• **Given entries**:
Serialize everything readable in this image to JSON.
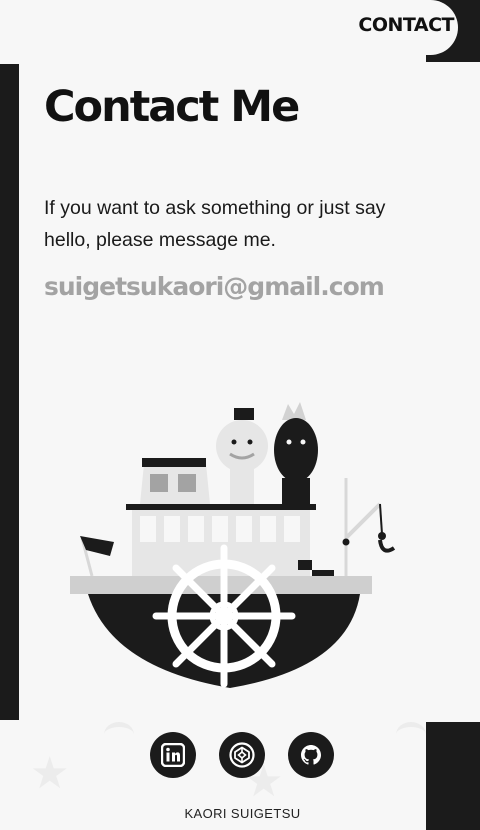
{
  "nav": {
    "contact_label": "CONTACT"
  },
  "main": {
    "title": "Contact Me",
    "intro": "If you want to ask something or just say hello, please message me.",
    "email": "suigetsukaori@gmail.com"
  },
  "illustration": {
    "subject": "boat-illustration"
  },
  "social": [
    {
      "icon": "linkedin-icon"
    },
    {
      "icon": "codepen-icon"
    },
    {
      "icon": "github-icon"
    }
  ],
  "footer": {
    "name": "KAORI SUIGETSU"
  },
  "colors": {
    "background": "#f7f7f7",
    "dark": "#1b1b1b",
    "email": "#a3a3a3",
    "illustration_light": "#e6e6e6"
  }
}
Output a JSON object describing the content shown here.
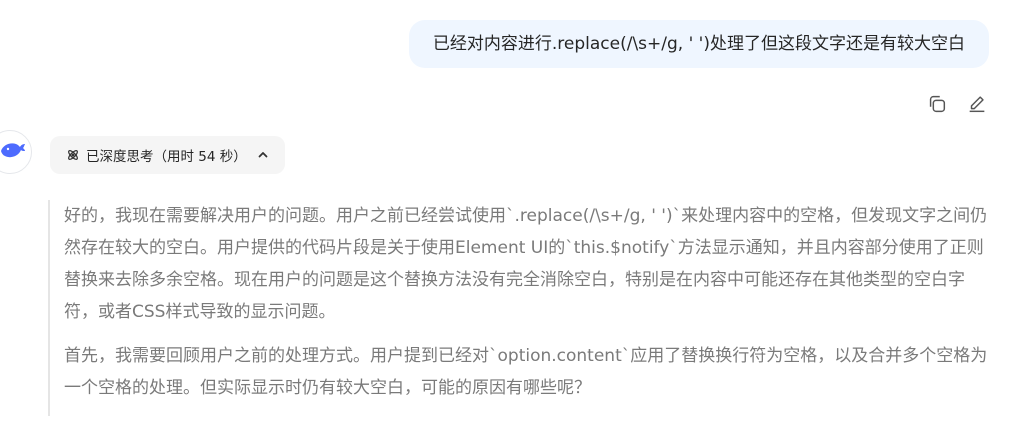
{
  "user_message": {
    "text": "已经对内容进行.replace(/\\s+/g, ' ')处理了但这段文字还是有较大空白"
  },
  "message_actions": {
    "copy_icon": "copy-icon",
    "edit_icon": "edit-icon"
  },
  "assistant": {
    "avatar_icon": "whale-logo-icon",
    "thinking_label": "已深度思考（用时 54 秒）",
    "reasoning_paragraphs": [
      "好的，我现在需要解决用户的问题。用户之前已经尝试使用`.replace(/\\s+/g, ' ')`来处理内容中的空格，但发现文字之间仍然存在较大的空白。用户提供的代码片段是关于使用Element UI的`this.$notify`方法显示通知，并且内容部分使用了正则替换来去除多余空格。现在用户的问题是这个替换方法没有完全消除空白，特别是在内容中可能还存在其他类型的空白字符，或者CSS样式导致的显示问题。",
      "首先，我需要回顾用户之前的处理方式。用户提到已经对`option.content`应用了替换换行符为空格，以及合并多个空格为一个空格的处理。但实际显示时仍有较大空白，可能的原因有哪些呢？"
    ]
  },
  "colors": {
    "user_bubble_bg": "#eff6ff",
    "chip_bg": "#f5f5f5",
    "reasoning_text": "#7a7a7a",
    "brand_blue": "#4d6bfe"
  }
}
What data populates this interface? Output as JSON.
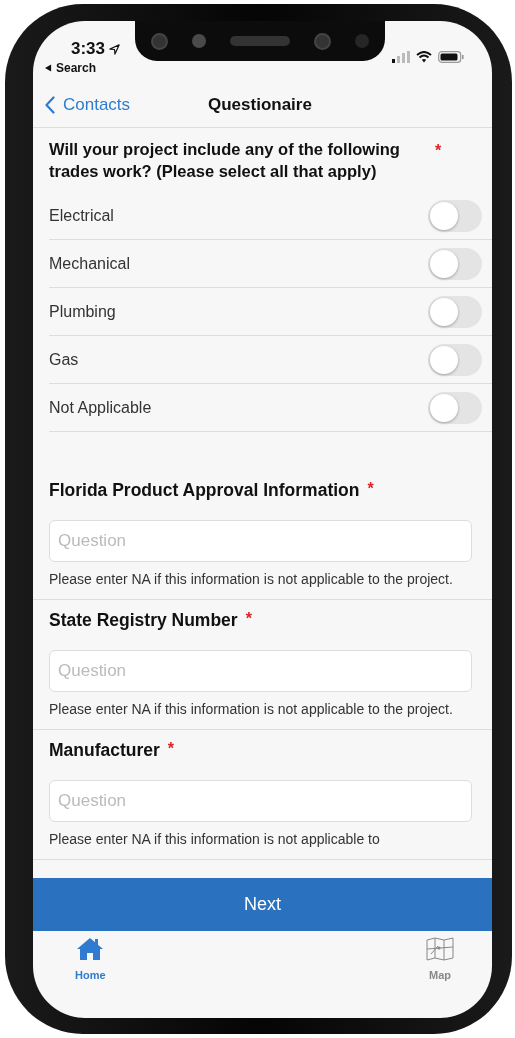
{
  "status_bar": {
    "time": "3:33",
    "back_app": "Search"
  },
  "nav": {
    "back": "Contacts",
    "title": "Questionaire"
  },
  "question": {
    "text": "Will your project include any of the following trades work? (Please select all that apply)",
    "required_mark": "*"
  },
  "options": [
    {
      "label": "Electrical",
      "on": false
    },
    {
      "label": "Mechanical",
      "on": false
    },
    {
      "label": "Plumbing",
      "on": false
    },
    {
      "label": "Gas",
      "on": false
    },
    {
      "label": "Not Applicable",
      "on": false
    }
  ],
  "sections": [
    {
      "title": "Florida Product Approval Information",
      "required_mark": "*",
      "placeholder": "Question",
      "help": "Please enter NA if this information is not applicable to the project."
    },
    {
      "title": "State Registry Number",
      "required_mark": "*",
      "placeholder": "Question",
      "help": "Please enter NA if this information is not applicable to the project."
    },
    {
      "title": "Manufacturer",
      "required_mark": "*",
      "placeholder": "Question",
      "help": "Please enter NA if this information is not applicable to"
    }
  ],
  "next_button": "Next",
  "tabs": [
    {
      "label": "Home",
      "kind": "home",
      "selected": true
    },
    {
      "label": "Map",
      "kind": "map",
      "selected": false
    }
  ]
}
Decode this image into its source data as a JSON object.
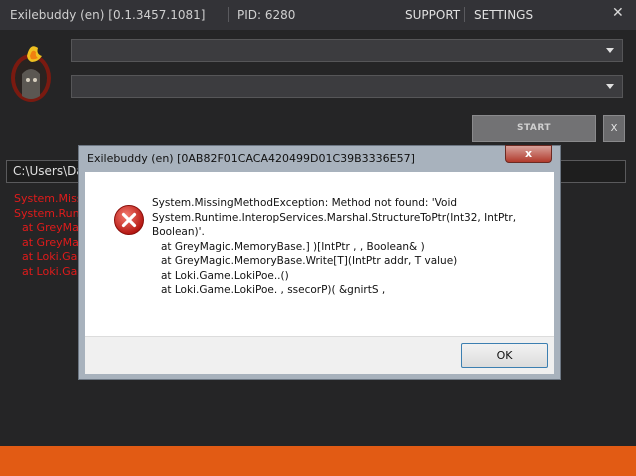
{
  "titlebar": {
    "title": "Exilebuddy (en) [0.1.3457.1081]",
    "pid": "PID: 6280",
    "support": "SUPPORT",
    "settings": "SETTINGS",
    "close": "✕"
  },
  "controls": {
    "start_label": "START",
    "x_label": "X"
  },
  "path": {
    "value": "C:\\Users\\Da"
  },
  "log": [
    "System.Miss",
    "System.Runti",
    "   at GreyMa",
    "   at GreyMa",
    "   at Loki.Gam",
    "   at Loki.Gam"
  ],
  "dialog": {
    "title": "Exilebuddy (en) [0AB82F01CACA420499D01C39B3336E57]",
    "close": "x",
    "message": [
      "System.MissingMethodException: Method not found: 'Void",
      "System.Runtime.InteropServices.Marshal.StructureToPtr(Int32, IntPtr,",
      "Boolean)'.",
      "at GreyMagic.MemoryBase.]    )[IntPtr ,       , Boolean& )",
      "at GreyMagic.MemoryBase.Write[T](IntPtr addr, T value)",
      "at Loki.Game.LokiPoe..()",
      "at Loki.Game.LokiPoe. , ssecorP)( &gnirtS ,"
    ],
    "ok_label": "OK"
  },
  "colors": {
    "accent_orange": "#e25b14",
    "log_error": "#e01b1b",
    "error_icon": "#c8201c"
  }
}
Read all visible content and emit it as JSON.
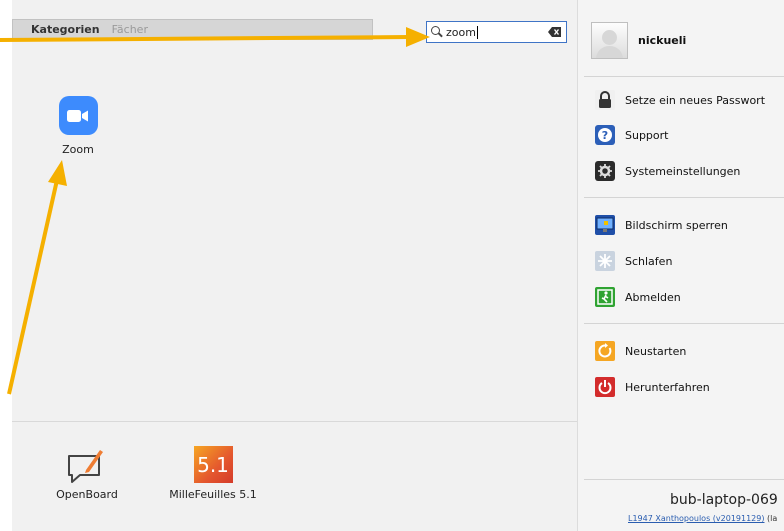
{
  "tabs": {
    "categories": "Kategorien",
    "subjects": "Fächer"
  },
  "search": {
    "value": "zoom"
  },
  "results": [
    {
      "label": "Zoom",
      "icon": "zoom-video-icon"
    }
  ],
  "favorites": [
    {
      "label": "OpenBoard",
      "icon": "openboard-icon"
    },
    {
      "label": "MilleFeuilles 5.1",
      "icon": "millefeuilles-icon",
      "icon_text": "5.1"
    }
  ],
  "user": {
    "name": "nickueli"
  },
  "menu": {
    "group1": [
      {
        "label": "Setze ein neues Passwort",
        "icon": "lock-icon"
      },
      {
        "label": "Support",
        "icon": "help-icon"
      },
      {
        "label": "Systemeinstellungen",
        "icon": "settings-icon"
      }
    ],
    "group2": [
      {
        "label": "Bildschirm sperren",
        "icon": "lock-screen-icon"
      },
      {
        "label": "Schlafen",
        "icon": "sleep-icon"
      },
      {
        "label": "Abmelden",
        "icon": "logout-icon"
      }
    ],
    "group3": [
      {
        "label": "Neustarten",
        "icon": "restart-icon"
      },
      {
        "label": "Herunterfahren",
        "icon": "power-icon"
      }
    ]
  },
  "footer": {
    "hostname": "bub-laptop-069",
    "version_link": "L1947 Xanthopoulos (v20191129)",
    "version_extra": "(la"
  },
  "colors": {
    "accent": "#3f74c6",
    "annotation_arrow": "#f5b000",
    "zoom_blue": "#3d8bfd"
  }
}
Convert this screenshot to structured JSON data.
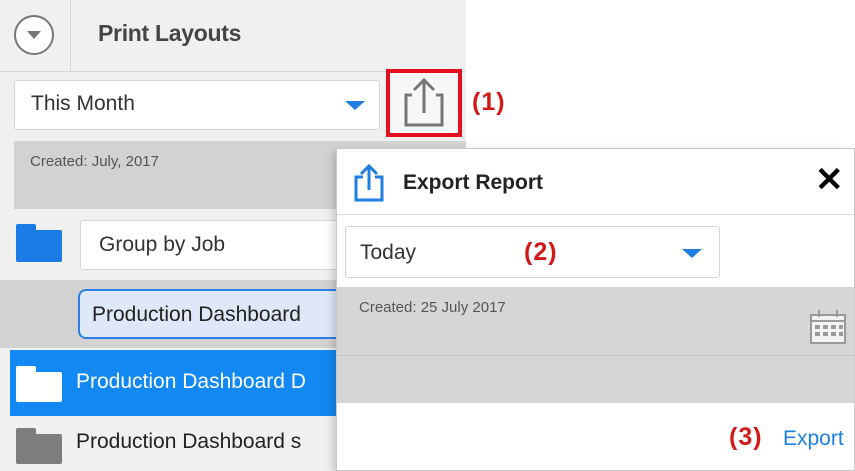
{
  "left_panel": {
    "header": {
      "title": "Print Layouts",
      "collapse_icon": "chevron-down-circle-icon"
    },
    "period_select": {
      "value": "This Month"
    },
    "share_icon": "share-export-icon",
    "created": "Created: July, 2017",
    "group_select": {
      "value": "Group by Job"
    },
    "filter_input": {
      "value": "Production Dashboard"
    },
    "items": [
      {
        "label": "Production Dashboard D",
        "selected": true,
        "icon": "folder-icon"
      },
      {
        "label": "Production Dashboard s",
        "selected": false,
        "icon": "folder-icon"
      }
    ]
  },
  "annotations": {
    "one": "(1)",
    "two": "(2)",
    "three": "(3)"
  },
  "dialog": {
    "title": "Export Report",
    "title_icon": "export-icon",
    "close_label": "✕",
    "period_select": {
      "value": "Today"
    },
    "created": "Created: 25 July 2017",
    "calendar_icon": "calendar-icon",
    "export_label": "Export"
  },
  "colors": {
    "accent": "#1e7fe0",
    "selected_row": "#1288f2",
    "annotation": "#d31a1a",
    "highlight_box": "#e3101e"
  }
}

• **What is required**:
Omitting all images, retype each line of the records precisely.

• **Solution to the problem**:
Serialize everything readable in this image to JSON.
{
  "nav": {
    "contact_label": "CONTACT"
  },
  "main": {
    "title": "Contact Me",
    "intro": "If you want to ask something or just say hello, please message me.",
    "email": "suigetsukaori@gmail.com"
  },
  "illustration": {
    "subject": "boat-illustration"
  },
  "social": [
    {
      "icon": "linkedin-icon"
    },
    {
      "icon": "codepen-icon"
    },
    {
      "icon": "github-icon"
    }
  ],
  "footer": {
    "name": "KAORI SUIGETSU"
  },
  "colors": {
    "background": "#f7f7f7",
    "dark": "#1b1b1b",
    "email": "#a3a3a3",
    "illustration_light": "#e6e6e6"
  }
}
Output a JSON object describing the content shown here.
{
  "user_message": {
    "text": "已经对内容进行.replace(/\\s+/g, ' ')处理了但这段文字还是有较大空白"
  },
  "message_actions": {
    "copy_icon": "copy-icon",
    "edit_icon": "edit-icon"
  },
  "assistant": {
    "avatar_icon": "whale-logo-icon",
    "thinking_label": "已深度思考（用时 54 秒）",
    "reasoning_paragraphs": [
      "好的，我现在需要解决用户的问题。用户之前已经尝试使用`.replace(/\\s+/g, ' ')`来处理内容中的空格，但发现文字之间仍然存在较大的空白。用户提供的代码片段是关于使用Element UI的`this.$notify`方法显示通知，并且内容部分使用了正则替换来去除多余空格。现在用户的问题是这个替换方法没有完全消除空白，特别是在内容中可能还存在其他类型的空白字符，或者CSS样式导致的显示问题。",
      "首先，我需要回顾用户之前的处理方式。用户提到已经对`option.content`应用了替换换行符为空格，以及合并多个空格为一个空格的处理。但实际显示时仍有较大空白，可能的原因有哪些呢？"
    ]
  },
  "colors": {
    "user_bubble_bg": "#eff6ff",
    "chip_bg": "#f5f5f5",
    "reasoning_text": "#7a7a7a",
    "brand_blue": "#4d6bfe"
  }
}
What data populates this interface? Output as JSON.
{
  "status_bar": {
    "time": "3:33",
    "back_app": "Search"
  },
  "nav": {
    "back": "Contacts",
    "title": "Questionaire"
  },
  "question": {
    "text": "Will your project include any of the following trades work? (Please select all that apply)",
    "required_mark": "*"
  },
  "options": [
    {
      "label": "Electrical",
      "on": false
    },
    {
      "label": "Mechanical",
      "on": false
    },
    {
      "label": "Plumbing",
      "on": false
    },
    {
      "label": "Gas",
      "on": false
    },
    {
      "label": "Not Applicable",
      "on": false
    }
  ],
  "sections": [
    {
      "title": "Florida Product Approval Information",
      "required_mark": "*",
      "placeholder": "Question",
      "help": "Please enter NA if this information is not applicable to the project."
    },
    {
      "title": "State Registry Number",
      "required_mark": "*",
      "placeholder": "Question",
      "help": "Please enter NA if this information is not applicable to the project."
    },
    {
      "title": "Manufacturer",
      "required_mark": "*",
      "placeholder": "Question",
      "help": "Please enter NA if this information is not applicable to"
    }
  ],
  "next_button": "Next",
  "tabs": [
    {
      "label": "Home",
      "kind": "home",
      "selected": true
    },
    {
      "label": "Map",
      "kind": "map",
      "selected": false
    }
  ]
}
Decode this image into its source data as a JSON object.
{
  "titlebar": {
    "title": "Exilebuddy (en) [0.1.3457.1081]",
    "pid": "PID: 6280",
    "support": "SUPPORT",
    "settings": "SETTINGS",
    "close": "✕"
  },
  "controls": {
    "start_label": "START",
    "x_label": "X"
  },
  "path": {
    "value": "C:\\Users\\Da"
  },
  "log": [
    "System.Miss",
    "System.Runti",
    "   at GreyMa",
    "   at GreyMa",
    "   at Loki.Gam",
    "   at Loki.Gam"
  ],
  "dialog": {
    "title": "Exilebuddy (en) [0AB82F01CACA420499D01C39B3336E57]",
    "close": "x",
    "message": [
      "System.MissingMethodException: Method not found: 'Void",
      "System.Runtime.InteropServices.Marshal.StructureToPtr(Int32, IntPtr,",
      "Boolean)'.",
      "at GreyMagic.MemoryBase.]    )[IntPtr ,       , Boolean& )",
      "at GreyMagic.MemoryBase.Write[T](IntPtr addr, T value)",
      "at Loki.Game.LokiPoe..()",
      "at Loki.Game.LokiPoe. , ssecorP)( &gnirtS ,"
    ],
    "ok_label": "OK"
  },
  "colors": {
    "accent_orange": "#e25b14",
    "log_error": "#e01b1b",
    "error_icon": "#c8201c"
  }
}
Read all visible content and emit it as JSON.
{
  "tabs": {
    "categories": "Kategorien",
    "subjects": "Fächer"
  },
  "search": {
    "value": "zoom"
  },
  "results": [
    {
      "label": "Zoom",
      "icon": "zoom-video-icon"
    }
  ],
  "favorites": [
    {
      "label": "OpenBoard",
      "icon": "openboard-icon"
    },
    {
      "label": "MilleFeuilles 5.1",
      "icon": "millefeuilles-icon",
      "icon_text": "5.1"
    }
  ],
  "user": {
    "name": "nickueli"
  },
  "menu": {
    "group1": [
      {
        "label": "Setze ein neues Passwort",
        "icon": "lock-icon"
      },
      {
        "label": "Support",
        "icon": "help-icon"
      },
      {
        "label": "Systemeinstellungen",
        "icon": "settings-icon"
      }
    ],
    "group2": [
      {
        "label": "Bildschirm sperren",
        "icon": "lock-screen-icon"
      },
      {
        "label": "Schlafen",
        "icon": "sleep-icon"
      },
      {
        "label": "Abmelden",
        "icon": "logout-icon"
      }
    ],
    "group3": [
      {
        "label": "Neustarten",
        "icon": "restart-icon"
      },
      {
        "label": "Herunterfahren",
        "icon": "power-icon"
      }
    ]
  },
  "footer": {
    "hostname": "bub-laptop-069",
    "version_link": "L1947 Xanthopoulos (v20191129)",
    "version_extra": "(la"
  },
  "colors": {
    "accent": "#3f74c6",
    "annotation_arrow": "#f5b000",
    "zoom_blue": "#3d8bfd"
  }
}
Convert this screenshot to structured JSON data.
{
  "left_panel": {
    "header": {
      "title": "Print Layouts",
      "collapse_icon": "chevron-down-circle-icon"
    },
    "period_select": {
      "value": "This Month"
    },
    "share_icon": "share-export-icon",
    "created": "Created: July, 2017",
    "group_select": {
      "value": "Group by Job"
    },
    "filter_input": {
      "value": "Production Dashboard"
    },
    "items": [
      {
        "label": "Production Dashboard D",
        "selected": true,
        "icon": "folder-icon"
      },
      {
        "label": "Production Dashboard s",
        "selected": false,
        "icon": "folder-icon"
      }
    ]
  },
  "annotations": {
    "one": "(1)",
    "two": "(2)",
    "three": "(3)"
  },
  "dialog": {
    "title": "Export Report",
    "title_icon": "export-icon",
    "close_label": "✕",
    "period_select": {
      "value": "Today"
    },
    "created": "Created: 25 July 2017",
    "calendar_icon": "calendar-icon",
    "export_label": "Export"
  },
  "colors": {
    "accent": "#1e7fe0",
    "selected_row": "#1288f2",
    "annotation": "#d31a1a",
    "highlight_box": "#e3101e"
  }
}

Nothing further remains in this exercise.